== What to work on ==
Report, as a bare number, how many lines hold "interactions".

Items from a data source:
· · ·

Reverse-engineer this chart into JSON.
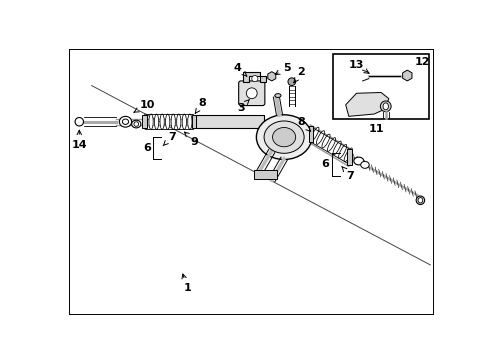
{
  "bg_color": "#ffffff",
  "line_color": "#000000",
  "gray_color": "#888888",
  "light_gray": "#cccccc",
  "fig_width": 4.89,
  "fig_height": 3.6,
  "dpi": 100
}
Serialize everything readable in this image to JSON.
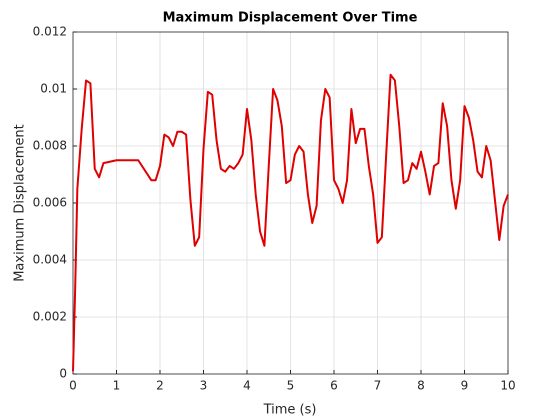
{
  "chart_data": {
    "type": "line",
    "title": "Maximum Displacement Over Time",
    "xlabel": "Time (s)",
    "ylabel": "Maximum Displacement",
    "x": [
      0,
      0.05,
      0.1,
      0.2,
      0.3,
      0.4,
      0.5,
      0.6,
      0.7,
      1.0,
      1.5,
      1.8,
      1.9,
      2.0,
      2.1,
      2.2,
      2.3,
      2.4,
      2.5,
      2.6,
      2.7,
      2.8,
      2.9,
      3.0,
      3.1,
      3.2,
      3.3,
      3.4,
      3.5,
      3.6,
      3.7,
      3.8,
      3.9,
      4.0,
      4.1,
      4.2,
      4.3,
      4.4,
      4.5,
      4.6,
      4.7,
      4.8,
      4.9,
      5.0,
      5.1,
      5.2,
      5.3,
      5.4,
      5.5,
      5.6,
      5.7,
      5.8,
      5.9,
      6.0,
      6.1,
      6.2,
      6.3,
      6.4,
      6.5,
      6.6,
      6.7,
      6.8,
      6.9,
      7.0,
      7.1,
      7.2,
      7.3,
      7.4,
      7.5,
      7.6,
      7.7,
      7.8,
      7.9,
      8.0,
      8.1,
      8.2,
      8.3,
      8.4,
      8.5,
      8.6,
      8.7,
      8.8,
      8.9,
      9.0,
      9.1,
      9.2,
      9.3,
      9.4,
      9.5,
      9.6,
      9.7,
      9.8,
      9.9,
      10
    ],
    "series": [
      {
        "name": "Maximum Displacement",
        "color": "#e00000",
        "values": [
          0.0001,
          0.003,
          0.0065,
          0.0086,
          0.0103,
          0.0102,
          0.0072,
          0.0069,
          0.0074,
          0.0075,
          0.0075,
          0.0068,
          0.0068,
          0.0073,
          0.0084,
          0.0083,
          0.008,
          0.0085,
          0.0085,
          0.0084,
          0.0061,
          0.0045,
          0.0048,
          0.0079,
          0.0099,
          0.0098,
          0.0082,
          0.0072,
          0.0071,
          0.0073,
          0.0072,
          0.0074,
          0.0077,
          0.0093,
          0.0082,
          0.0063,
          0.005,
          0.0045,
          0.0073,
          0.01,
          0.0096,
          0.0087,
          0.0067,
          0.0068,
          0.0077,
          0.008,
          0.0078,
          0.0063,
          0.0053,
          0.0059,
          0.0089,
          0.01,
          0.0097,
          0.0068,
          0.0065,
          0.006,
          0.0068,
          0.0093,
          0.0081,
          0.0086,
          0.0086,
          0.0073,
          0.0063,
          0.0046,
          0.0048,
          0.0077,
          0.0105,
          0.0103,
          0.0087,
          0.0067,
          0.0068,
          0.0074,
          0.0072,
          0.0078,
          0.0071,
          0.0063,
          0.0073,
          0.0074,
          0.0095,
          0.0087,
          0.0068,
          0.0058,
          0.0068,
          0.0094,
          0.009,
          0.0082,
          0.0071,
          0.0069,
          0.008,
          0.0075,
          0.0061,
          0.0047,
          0.0059,
          0.0063
        ]
      }
    ],
    "xlim": [
      0,
      10
    ],
    "xticks": [
      0,
      1,
      2,
      3,
      4,
      5,
      6,
      7,
      8,
      9,
      10
    ],
    "ylim": [
      0,
      0.012
    ],
    "yticks": [
      0,
      0.002,
      0.004,
      0.006,
      0.008,
      0.01,
      0.012
    ],
    "grid": true
  }
}
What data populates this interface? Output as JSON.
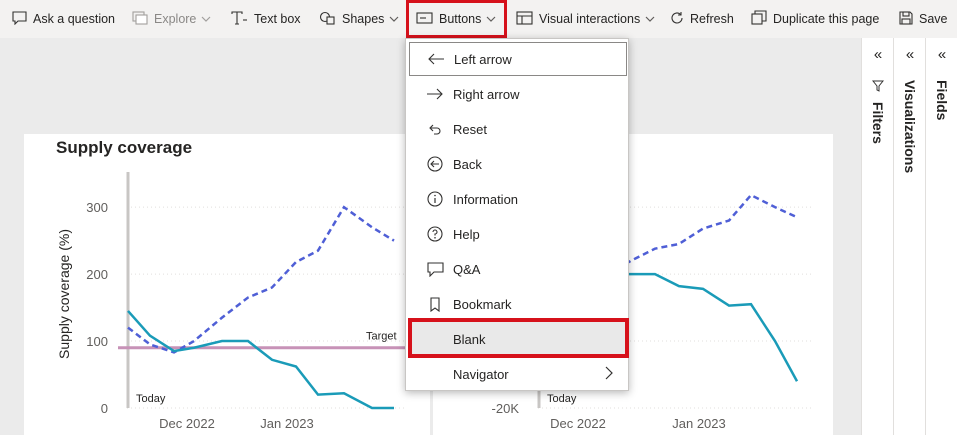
{
  "toolbar": {
    "items": [
      {
        "label": "Ask a question",
        "icon": "chat-question-icon",
        "disabled": false
      },
      {
        "label": "Explore",
        "icon": "explore-icon",
        "disabled": true,
        "chevron": true
      },
      {
        "label": "Text box",
        "icon": "text-box-icon",
        "disabled": false
      },
      {
        "label": "Shapes",
        "icon": "shapes-icon",
        "disabled": false,
        "chevron": true
      },
      {
        "label": "Buttons",
        "icon": "buttons-icon",
        "disabled": false,
        "chevron": true
      },
      {
        "label": "Visual interactions",
        "icon": "visual-interactions-icon",
        "disabled": false,
        "chevron": true
      },
      {
        "label": "Refresh",
        "icon": "refresh-icon",
        "disabled": false
      },
      {
        "label": "Duplicate this page",
        "icon": "duplicate-page-icon",
        "disabled": false
      },
      {
        "label": "Save",
        "icon": "save-icon",
        "disabled": false
      }
    ]
  },
  "buttons_menu": {
    "items": [
      {
        "label": "Left arrow",
        "icon": "left-arrow-icon"
      },
      {
        "label": "Right arrow",
        "icon": "right-arrow-icon"
      },
      {
        "label": "Reset",
        "icon": "reset-icon"
      },
      {
        "label": "Back",
        "icon": "back-icon"
      },
      {
        "label": "Information",
        "icon": "information-icon"
      },
      {
        "label": "Help",
        "icon": "help-icon"
      },
      {
        "label": "Q&A",
        "icon": "qna-icon"
      },
      {
        "label": "Bookmark",
        "icon": "bookmark-icon"
      },
      {
        "label": "Blank",
        "icon": ""
      },
      {
        "label": "Navigator",
        "icon": "",
        "submenu": true
      }
    ]
  },
  "panes": {
    "filters": "Filters",
    "visualizations": "Visualizations",
    "fields": "Fields"
  },
  "colors": {
    "highlight_red": "#d6111b",
    "forecast_dashed": "#4f5fd6",
    "actual_teal": "#1a9bb8",
    "target_pink": "#c792b7"
  },
  "chart_data": [
    {
      "type": "line",
      "title": "Supply coverage",
      "ylabel": "Supply coverage (%)",
      "ytick_labels": [
        "0",
        "100",
        "200",
        "300"
      ],
      "xtick_labels": [
        "Dec 2022",
        "Jan 2023"
      ],
      "ylim": [
        0,
        320
      ],
      "annotations": {
        "target": "Target",
        "today": "Today"
      },
      "target_value": 90,
      "series": [
        {
          "style": "dashed",
          "values": [
            120,
            95,
            83,
            100,
            135,
            165,
            180,
            218,
            235,
            300,
            270,
            250
          ]
        },
        {
          "style": "solid",
          "values": [
            145,
            108,
            85,
            90,
            100,
            100,
            72,
            62,
            20,
            22,
            0,
            0
          ]
        }
      ]
    },
    {
      "type": "line",
      "title": "",
      "ylabel": "",
      "ytick_labels": [
        "-20K"
      ],
      "xtick_labels": [
        "Dec 2022",
        "Jan 2023"
      ],
      "annotations": {
        "today": "Today"
      },
      "series": [
        {
          "style": "dashed",
          "values": [
            null,
            200,
            220,
            238,
            245,
            268,
            280,
            318,
            300,
            285
          ]
        },
        {
          "style": "solid",
          "values": [
            null,
            200,
            200,
            200,
            182,
            178,
            153,
            155,
            100,
            40
          ]
        }
      ]
    }
  ]
}
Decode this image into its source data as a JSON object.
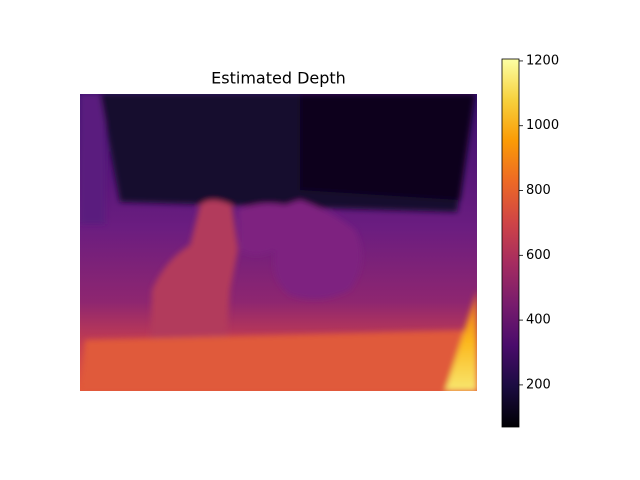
{
  "chart_data": {
    "type": "image",
    "title": "Estimated Depth",
    "colormap": "inferno",
    "clim": [
      70,
      1206
    ],
    "cticks": [
      200,
      400,
      600,
      800,
      1000,
      1200
    ]
  }
}
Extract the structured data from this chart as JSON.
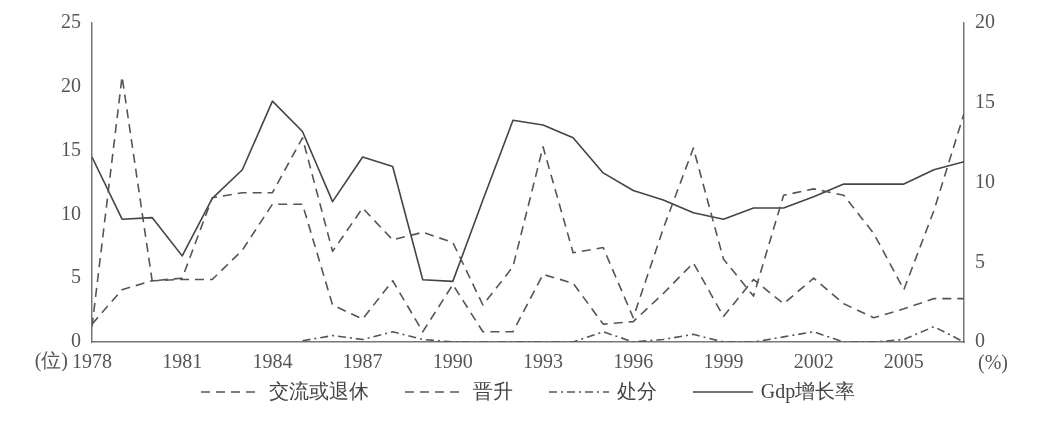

· · ·

== Final answer ==
2